Objective => Write out all of the entries exactly as given.

start

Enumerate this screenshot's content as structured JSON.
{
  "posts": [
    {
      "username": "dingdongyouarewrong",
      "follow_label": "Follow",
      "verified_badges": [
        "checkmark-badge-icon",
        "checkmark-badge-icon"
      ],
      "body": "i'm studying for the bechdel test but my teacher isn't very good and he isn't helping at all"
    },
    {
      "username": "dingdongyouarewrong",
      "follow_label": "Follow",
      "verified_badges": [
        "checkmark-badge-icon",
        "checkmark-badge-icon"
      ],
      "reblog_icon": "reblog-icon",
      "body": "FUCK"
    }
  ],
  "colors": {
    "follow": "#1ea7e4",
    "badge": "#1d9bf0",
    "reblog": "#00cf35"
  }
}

end

Finished task =>
Enumerate this screenshot's content as structured JSON.
{
  "posts": [
    {
      "username": "dingdongyouarewrong",
      "follow_label": "Follow",
      "verified_badges": [
        "checkmark-badge-icon",
        "checkmark-badge-icon"
      ],
      "body": "i'm studying for the bechdel test but my teacher isn't very good and he isn't helping at all"
    },
    {
      "username": "dingdongyouarewrong",
      "follow_label": "Follow",
      "verified_badges": [
        "checkmark-badge-icon",
        "checkmark-badge-icon"
      ],
      "reblog_icon": "reblog-icon",
      "body": "FUCK"
    }
  ],
  "colors": {
    "follow": "#1ea7e4",
    "badge": "#1d9bf0",
    "reblog": "#00cf35"
  }
}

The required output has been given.